*BRIEF*.
From the data that follows, report how many lines hold the string "OBCC", giving only the number.

*Collected data*.
━━━━━━
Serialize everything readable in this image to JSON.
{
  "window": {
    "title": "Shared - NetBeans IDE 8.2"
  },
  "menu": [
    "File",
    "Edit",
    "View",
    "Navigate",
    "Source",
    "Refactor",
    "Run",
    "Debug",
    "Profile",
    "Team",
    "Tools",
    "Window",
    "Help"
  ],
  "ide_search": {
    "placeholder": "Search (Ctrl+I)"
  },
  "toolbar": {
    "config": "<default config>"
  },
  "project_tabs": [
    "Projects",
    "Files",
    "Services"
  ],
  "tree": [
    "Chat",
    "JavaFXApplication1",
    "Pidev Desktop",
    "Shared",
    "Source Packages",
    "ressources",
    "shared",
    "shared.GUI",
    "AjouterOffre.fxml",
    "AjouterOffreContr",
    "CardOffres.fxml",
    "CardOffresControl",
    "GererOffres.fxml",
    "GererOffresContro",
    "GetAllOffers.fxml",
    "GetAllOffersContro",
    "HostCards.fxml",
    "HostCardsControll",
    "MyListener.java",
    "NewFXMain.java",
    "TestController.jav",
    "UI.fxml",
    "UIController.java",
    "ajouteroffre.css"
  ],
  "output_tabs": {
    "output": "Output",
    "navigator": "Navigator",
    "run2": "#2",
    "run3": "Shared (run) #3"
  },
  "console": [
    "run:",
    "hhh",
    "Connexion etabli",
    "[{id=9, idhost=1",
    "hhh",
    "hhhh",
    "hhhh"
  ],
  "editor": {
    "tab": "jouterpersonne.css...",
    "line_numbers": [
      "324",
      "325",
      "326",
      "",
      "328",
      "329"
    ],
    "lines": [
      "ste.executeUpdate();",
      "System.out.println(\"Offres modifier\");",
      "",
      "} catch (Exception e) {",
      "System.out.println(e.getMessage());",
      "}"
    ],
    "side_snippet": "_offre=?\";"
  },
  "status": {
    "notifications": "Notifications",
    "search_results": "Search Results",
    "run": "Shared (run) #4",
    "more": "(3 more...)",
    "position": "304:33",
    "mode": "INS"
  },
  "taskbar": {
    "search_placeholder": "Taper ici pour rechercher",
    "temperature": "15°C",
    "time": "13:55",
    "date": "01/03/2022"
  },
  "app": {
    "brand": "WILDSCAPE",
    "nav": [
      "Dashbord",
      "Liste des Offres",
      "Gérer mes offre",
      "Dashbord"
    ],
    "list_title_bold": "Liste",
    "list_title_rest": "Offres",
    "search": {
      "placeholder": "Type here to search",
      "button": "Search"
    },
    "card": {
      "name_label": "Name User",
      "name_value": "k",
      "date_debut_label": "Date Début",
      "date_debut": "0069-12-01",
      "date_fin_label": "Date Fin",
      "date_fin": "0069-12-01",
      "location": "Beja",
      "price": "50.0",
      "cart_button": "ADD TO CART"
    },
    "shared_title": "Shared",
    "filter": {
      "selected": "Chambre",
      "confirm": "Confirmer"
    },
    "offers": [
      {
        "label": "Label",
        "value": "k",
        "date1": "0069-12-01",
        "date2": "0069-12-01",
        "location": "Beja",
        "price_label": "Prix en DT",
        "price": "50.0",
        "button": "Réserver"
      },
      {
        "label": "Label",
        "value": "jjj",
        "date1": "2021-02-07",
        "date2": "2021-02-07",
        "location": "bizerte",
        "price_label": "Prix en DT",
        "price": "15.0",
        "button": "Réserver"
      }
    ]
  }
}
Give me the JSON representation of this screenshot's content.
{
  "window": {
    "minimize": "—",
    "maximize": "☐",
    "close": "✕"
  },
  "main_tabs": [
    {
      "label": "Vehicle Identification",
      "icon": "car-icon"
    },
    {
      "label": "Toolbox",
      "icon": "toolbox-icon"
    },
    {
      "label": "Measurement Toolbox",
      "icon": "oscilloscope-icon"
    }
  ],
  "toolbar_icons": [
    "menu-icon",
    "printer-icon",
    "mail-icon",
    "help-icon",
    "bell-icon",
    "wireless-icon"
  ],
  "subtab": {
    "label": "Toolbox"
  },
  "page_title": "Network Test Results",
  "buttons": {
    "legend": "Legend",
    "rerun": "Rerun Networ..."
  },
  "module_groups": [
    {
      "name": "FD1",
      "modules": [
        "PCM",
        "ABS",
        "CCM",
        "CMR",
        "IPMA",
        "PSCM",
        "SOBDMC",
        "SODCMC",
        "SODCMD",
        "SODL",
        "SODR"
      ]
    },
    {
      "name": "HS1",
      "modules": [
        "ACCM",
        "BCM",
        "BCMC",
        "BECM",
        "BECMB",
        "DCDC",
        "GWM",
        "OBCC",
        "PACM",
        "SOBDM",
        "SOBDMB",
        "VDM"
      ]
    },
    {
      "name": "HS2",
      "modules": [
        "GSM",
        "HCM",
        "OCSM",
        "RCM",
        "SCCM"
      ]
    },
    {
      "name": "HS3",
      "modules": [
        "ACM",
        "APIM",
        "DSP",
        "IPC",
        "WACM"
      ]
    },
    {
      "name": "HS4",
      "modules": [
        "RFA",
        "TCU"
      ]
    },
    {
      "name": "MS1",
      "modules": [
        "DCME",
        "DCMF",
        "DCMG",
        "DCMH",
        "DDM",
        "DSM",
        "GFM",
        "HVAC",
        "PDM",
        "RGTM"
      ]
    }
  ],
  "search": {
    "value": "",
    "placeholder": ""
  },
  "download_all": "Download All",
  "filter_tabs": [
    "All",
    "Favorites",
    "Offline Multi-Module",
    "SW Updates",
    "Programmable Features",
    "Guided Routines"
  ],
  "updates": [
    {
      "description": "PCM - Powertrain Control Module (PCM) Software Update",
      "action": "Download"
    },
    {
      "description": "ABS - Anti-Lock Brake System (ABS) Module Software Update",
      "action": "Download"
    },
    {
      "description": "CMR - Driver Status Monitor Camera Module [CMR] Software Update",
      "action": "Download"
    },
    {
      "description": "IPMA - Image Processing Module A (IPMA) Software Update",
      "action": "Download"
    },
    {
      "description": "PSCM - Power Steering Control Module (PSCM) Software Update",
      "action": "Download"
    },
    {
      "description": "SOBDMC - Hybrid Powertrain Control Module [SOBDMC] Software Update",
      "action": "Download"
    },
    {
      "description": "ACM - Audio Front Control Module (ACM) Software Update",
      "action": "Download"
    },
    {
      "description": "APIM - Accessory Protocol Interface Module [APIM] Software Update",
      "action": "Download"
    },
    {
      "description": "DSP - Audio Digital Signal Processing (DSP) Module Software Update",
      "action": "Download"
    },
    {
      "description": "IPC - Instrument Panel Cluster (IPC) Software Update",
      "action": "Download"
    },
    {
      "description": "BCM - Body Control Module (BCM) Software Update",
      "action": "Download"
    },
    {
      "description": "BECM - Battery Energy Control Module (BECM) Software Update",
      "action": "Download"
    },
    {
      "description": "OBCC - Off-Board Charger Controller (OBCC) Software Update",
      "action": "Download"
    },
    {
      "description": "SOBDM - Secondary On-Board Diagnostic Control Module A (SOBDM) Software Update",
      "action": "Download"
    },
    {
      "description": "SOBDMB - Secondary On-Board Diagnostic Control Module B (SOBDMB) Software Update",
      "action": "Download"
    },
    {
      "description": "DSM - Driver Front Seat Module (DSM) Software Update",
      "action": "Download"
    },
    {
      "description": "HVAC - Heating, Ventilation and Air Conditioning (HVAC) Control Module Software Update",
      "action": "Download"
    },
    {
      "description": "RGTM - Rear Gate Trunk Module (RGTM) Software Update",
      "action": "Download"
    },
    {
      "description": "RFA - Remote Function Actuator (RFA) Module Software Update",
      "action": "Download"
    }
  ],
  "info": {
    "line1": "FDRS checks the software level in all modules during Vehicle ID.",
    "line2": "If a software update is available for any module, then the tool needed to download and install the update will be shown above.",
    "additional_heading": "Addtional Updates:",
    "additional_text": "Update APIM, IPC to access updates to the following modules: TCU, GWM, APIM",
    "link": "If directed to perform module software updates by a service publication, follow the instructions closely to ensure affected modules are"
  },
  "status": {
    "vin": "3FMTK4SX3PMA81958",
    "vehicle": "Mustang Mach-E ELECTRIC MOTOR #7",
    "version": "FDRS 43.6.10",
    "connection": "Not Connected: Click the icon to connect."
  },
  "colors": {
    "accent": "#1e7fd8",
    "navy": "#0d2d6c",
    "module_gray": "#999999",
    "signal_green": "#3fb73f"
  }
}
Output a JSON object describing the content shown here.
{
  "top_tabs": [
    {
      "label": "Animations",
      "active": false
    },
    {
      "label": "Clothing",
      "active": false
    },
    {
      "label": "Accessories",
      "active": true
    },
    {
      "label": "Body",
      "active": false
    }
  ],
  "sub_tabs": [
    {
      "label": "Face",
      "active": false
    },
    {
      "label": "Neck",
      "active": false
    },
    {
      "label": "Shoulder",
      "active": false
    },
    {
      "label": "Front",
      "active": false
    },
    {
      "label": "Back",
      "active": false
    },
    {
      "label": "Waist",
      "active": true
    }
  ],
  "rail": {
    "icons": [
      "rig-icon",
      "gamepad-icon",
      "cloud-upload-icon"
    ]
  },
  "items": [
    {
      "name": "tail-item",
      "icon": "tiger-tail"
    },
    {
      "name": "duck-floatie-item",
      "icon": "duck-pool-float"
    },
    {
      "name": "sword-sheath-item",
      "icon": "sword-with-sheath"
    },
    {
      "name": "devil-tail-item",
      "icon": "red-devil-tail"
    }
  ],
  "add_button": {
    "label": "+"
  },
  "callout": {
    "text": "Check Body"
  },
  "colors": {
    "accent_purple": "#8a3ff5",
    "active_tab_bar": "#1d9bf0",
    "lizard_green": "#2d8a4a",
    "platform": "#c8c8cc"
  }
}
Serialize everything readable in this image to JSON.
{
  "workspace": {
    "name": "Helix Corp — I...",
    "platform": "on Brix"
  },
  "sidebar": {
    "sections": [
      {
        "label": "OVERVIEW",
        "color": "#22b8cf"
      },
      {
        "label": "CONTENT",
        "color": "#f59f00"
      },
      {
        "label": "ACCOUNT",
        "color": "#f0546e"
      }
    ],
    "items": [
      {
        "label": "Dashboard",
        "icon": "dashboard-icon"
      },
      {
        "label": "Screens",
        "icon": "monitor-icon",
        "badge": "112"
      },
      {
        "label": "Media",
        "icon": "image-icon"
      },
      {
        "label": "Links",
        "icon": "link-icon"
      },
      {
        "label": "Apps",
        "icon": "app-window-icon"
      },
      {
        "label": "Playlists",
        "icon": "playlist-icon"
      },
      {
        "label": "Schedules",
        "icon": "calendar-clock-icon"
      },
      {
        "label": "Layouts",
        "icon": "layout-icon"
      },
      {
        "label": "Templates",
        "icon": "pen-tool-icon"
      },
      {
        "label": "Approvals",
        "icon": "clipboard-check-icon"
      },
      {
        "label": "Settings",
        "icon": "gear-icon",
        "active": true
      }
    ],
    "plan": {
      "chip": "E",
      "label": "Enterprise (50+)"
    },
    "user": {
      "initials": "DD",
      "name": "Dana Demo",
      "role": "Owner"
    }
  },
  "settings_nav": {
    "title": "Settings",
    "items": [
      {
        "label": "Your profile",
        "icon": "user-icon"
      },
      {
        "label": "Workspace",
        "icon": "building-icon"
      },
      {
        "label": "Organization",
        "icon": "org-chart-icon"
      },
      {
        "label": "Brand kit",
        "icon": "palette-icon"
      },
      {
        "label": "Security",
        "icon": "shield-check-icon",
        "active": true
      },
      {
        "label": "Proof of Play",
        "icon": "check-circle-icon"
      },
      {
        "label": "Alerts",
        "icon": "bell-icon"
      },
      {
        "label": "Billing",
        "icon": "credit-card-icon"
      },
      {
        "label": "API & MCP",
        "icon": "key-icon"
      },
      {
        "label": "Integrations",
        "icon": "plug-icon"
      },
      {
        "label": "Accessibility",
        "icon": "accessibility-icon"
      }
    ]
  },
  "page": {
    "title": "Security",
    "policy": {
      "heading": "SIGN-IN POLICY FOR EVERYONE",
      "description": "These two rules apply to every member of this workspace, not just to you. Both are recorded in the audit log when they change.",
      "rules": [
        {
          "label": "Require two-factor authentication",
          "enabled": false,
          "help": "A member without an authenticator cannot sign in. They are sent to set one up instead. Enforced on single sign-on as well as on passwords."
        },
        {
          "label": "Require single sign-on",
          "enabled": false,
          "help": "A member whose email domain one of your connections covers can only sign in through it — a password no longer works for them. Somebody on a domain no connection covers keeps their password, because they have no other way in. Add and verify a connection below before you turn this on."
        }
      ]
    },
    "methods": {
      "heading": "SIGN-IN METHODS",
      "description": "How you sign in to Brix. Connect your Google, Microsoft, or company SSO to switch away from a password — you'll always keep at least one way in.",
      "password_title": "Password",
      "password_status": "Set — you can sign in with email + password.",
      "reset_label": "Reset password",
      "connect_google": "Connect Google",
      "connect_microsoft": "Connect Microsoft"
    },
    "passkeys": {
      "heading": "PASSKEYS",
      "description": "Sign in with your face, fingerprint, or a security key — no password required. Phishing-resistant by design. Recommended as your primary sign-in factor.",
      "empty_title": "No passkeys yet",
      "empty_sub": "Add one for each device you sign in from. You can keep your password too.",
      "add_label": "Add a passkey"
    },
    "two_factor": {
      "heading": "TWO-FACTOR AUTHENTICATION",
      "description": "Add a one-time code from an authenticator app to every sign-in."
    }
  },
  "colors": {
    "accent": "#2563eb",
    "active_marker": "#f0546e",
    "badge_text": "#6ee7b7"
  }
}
━━━━━━
*PROBLEM SOLUTION*.
2